Exercise –
Convert the lines below into a JSON array of strings, one string per line, omitting blank lines and excluding any picture.

Excerpted data –
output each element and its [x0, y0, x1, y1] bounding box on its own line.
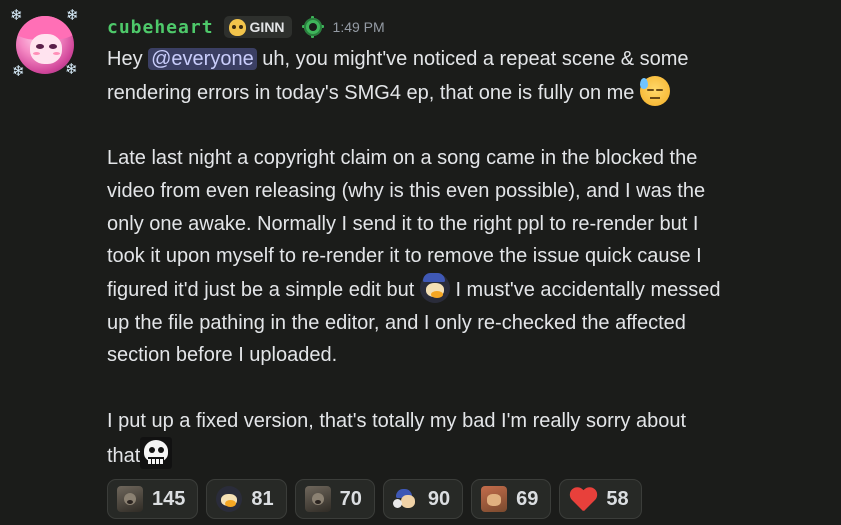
reaction-heart[interactable]: 58: [559, 479, 642, 519]
reactions-bar: 145 81 70 90 69 58: [107, 479, 642, 521]
snowflake-icon: ❄: [66, 7, 79, 24]
text: I put up a fixed version, that's totally…: [107, 409, 687, 432]
message-header: cubeheart GINN 1:49 PM: [107, 14, 385, 40]
penguin-icon[interactable]: [419, 272, 450, 303]
snowflake-icon: ❄: [10, 7, 23, 24]
reaction-count: 69: [516, 487, 539, 510]
reaction-mascot[interactable]: 90: [382, 479, 464, 519]
username[interactable]: cubeheart: [107, 17, 214, 38]
reaction-bear-2[interactable]: 70: [294, 479, 375, 519]
avatar[interactable]: ❄ ❄ ❄ ❄: [10, 7, 80, 80]
penguin-icon: [216, 486, 243, 512]
server-tag-label: GINN: [249, 19, 285, 35]
server-tag[interactable]: GINN: [223, 16, 292, 38]
reaction-count: 81: [251, 487, 274, 510]
reaction-count: 70: [339, 487, 362, 510]
text: took it upon myself to re-render it to r…: [107, 245, 702, 268]
skull-icon[interactable]: [140, 437, 173, 470]
dog-icon: [481, 486, 508, 512]
mascot-icon: [392, 486, 419, 512]
message-body: Hey @everyone uh, you might've noticed a…: [107, 43, 832, 473]
snowflake-icon: ❄: [65, 61, 78, 78]
heart-icon: [569, 486, 597, 512]
text: I must've accidentally messed: [449, 278, 721, 301]
paragraph: I put up a fixed version, that's totally…: [107, 405, 832, 473]
sweat-smile-icon[interactable]: [639, 75, 670, 106]
text: Late last night a copyright claim on a s…: [107, 147, 698, 170]
text: Hey: [107, 48, 149, 70]
mention-everyone[interactable]: @everyone: [148, 48, 257, 70]
reaction-count: 145: [152, 487, 186, 510]
text: video from even releasing (why is this e…: [107, 179, 706, 202]
chat-message: ❄ ❄ ❄ ❄ cubeheart GINN 1:49 PM Hey @ever…: [0, 0, 841, 525]
text: section before I uploaded.: [107, 344, 338, 367]
bear-icon: [117, 486, 143, 512]
text: figured it'd just be a simple edit but: [107, 278, 420, 301]
text: uh, you might've noticed a repeat scene …: [256, 48, 689, 70]
reaction-dog[interactable]: 69: [471, 479, 552, 519]
text: only one awake. Normally I send it to th…: [107, 212, 699, 235]
skull-icon: [228, 18, 246, 36]
reaction-penguin[interactable]: 81: [206, 479, 287, 519]
text: that: [107, 445, 141, 468]
reaction-count: 90: [427, 487, 451, 510]
snowflake-icon: ❄: [12, 63, 25, 80]
text: rendering errors in today's SMG4 ep, tha…: [107, 81, 635, 104]
timestamp[interactable]: 1:49 PM: [333, 19, 385, 35]
bear-icon: [304, 486, 331, 512]
role-icon[interactable]: [301, 16, 324, 38]
text: up the file pathing in the editor, and I…: [107, 311, 686, 334]
paragraph: Late last night a copyright claim on a s…: [107, 142, 832, 372]
reaction-bear[interactable]: 145: [107, 479, 199, 519]
paragraph: Hey @everyone uh, you might've noticed a…: [107, 43, 832, 109]
reaction-count: 58: [606, 487, 629, 510]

Full solution –
[
  "output each element and its [x0, y0, x1, y1] bounding box on its own line.",
  "reaction-heart[interactable]: 58: [559, 479, 642, 519]",
  "reactions-bar: 145 81 70 90 69 58: [107, 479, 642, 521]",
  "snowflake-icon: ❄: [66, 7, 79, 24]",
  "text: I put up a fixed version, that's totally…: [107, 409, 687, 432]",
  "message-header: cubeheart GINN 1:49 PM: [107, 14, 385, 40]",
  "penguin-icon[interactable]: [419, 272, 450, 303]",
  "snowflake-icon: ❄: [10, 7, 23, 24]",
  "reaction-count: 69: [516, 487, 539, 510]",
  "reaction-mascot[interactable]: 90: [382, 479, 464, 519]",
  "username[interactable]: cubeheart: [107, 17, 214, 38]",
  "reaction-bear-2[interactable]: 70: [294, 479, 375, 519]",
  "avatar[interactable]: ❄ ❄ ❄ ❄: [10, 7, 80, 80]",
  "penguin-icon: [216, 486, 243, 512]",
  "server-tag-label: GINN: [249, 19, 285, 35]",
  "server-tag[interactable]: GINN: [223, 16, 292, 38]",
  "reaction-count: 81: [251, 487, 274, 510]",
  "reaction-count: 70: [339, 487, 362, 510]",
  "text: took it upon myself to re-render it to r…: [107, 245, 702, 268]",
  "skull-icon[interactable]: [140, 437, 173, 470]",
  "dog-icon: [481, 486, 508, 512]",
  "mascot-icon: [392, 486, 419, 512]",
  "message-body: Hey @everyone uh, you might've noticed a…: [107, 43, 832, 473]",
  "snowflake-icon: ❄: [65, 61, 78, 78]",
  "heart-icon: [569, 486, 597, 512]",
  "text: I must've accidentally messed: [449, 278, 721, 301]",
  "paragraph: I put up a fixed version, that's totally…: [107, 405, 832, 473]",
  "sweat-smile-icon[interactable]: [639, 75, 670, 106]",
  "text: Late last night a copyright claim on a s…: [107, 147, 698, 170]",
  "text: Hey: [107, 48, 149, 70]",
  "mention-everyone[interactable]: @everyone: [148, 48, 257, 70]",
  "reaction-count: 145: [152, 487, 186, 510]",
  "text: video from even releasing (why is this e…: [107, 179, 706, 202]",
  "chat-message: ❄ ❄ ❄ ❄ cubeheart GINN 1:49 PM Hey @ever…: [0, 0, 841, 525]",
  "text: section before I uploaded.: [107, 344, 338, 367]",
  "bear-icon: [117, 486, 143, 512]",
  "text: figured it'd just be a simple edit but: [107, 278, 420, 301]",
  "text: uh, you might've noticed a repeat scene …: [256, 48, 689, 70]",
  "reaction-dog[interactable]: 69: [471, 479, 552, 519]",
  "text: only one awake. Normally I send it to th…: [107, 212, 699, 235]",
  "skull-icon: [228, 18, 246, 36]",
  "reaction-penguin[interactable]: 81: [206, 479, 287, 519]",
  "text: that: [107, 445, 141, 468]",
  "reaction-count: 90: [427, 487, 451, 510]",
  "snowflake-icon: ❄: [12, 63, 25, 80]",
  "text: rendering errors in today's SMG4 ep, tha…: [107, 81, 635, 104]",
  "timestamp[interactable]: 1:49 PM: [333, 19, 385, 35]",
  "bear-icon: [304, 486, 331, 512]",
  "role-icon[interactable]: [301, 16, 324, 38]",
  "text: up the file pathing in the editor, and I…: [107, 311, 686, 334]",
  "paragraph: Late last night a copyright claim on a s…: [107, 142, 832, 372]",
  "reaction-bear[interactable]: 145: [107, 479, 199, 519]",
  "paragraph: Hey @everyone uh, you might've noticed a…: [107, 43, 832, 109]",
  "reaction-count: 58: [606, 487, 629, 510]"
]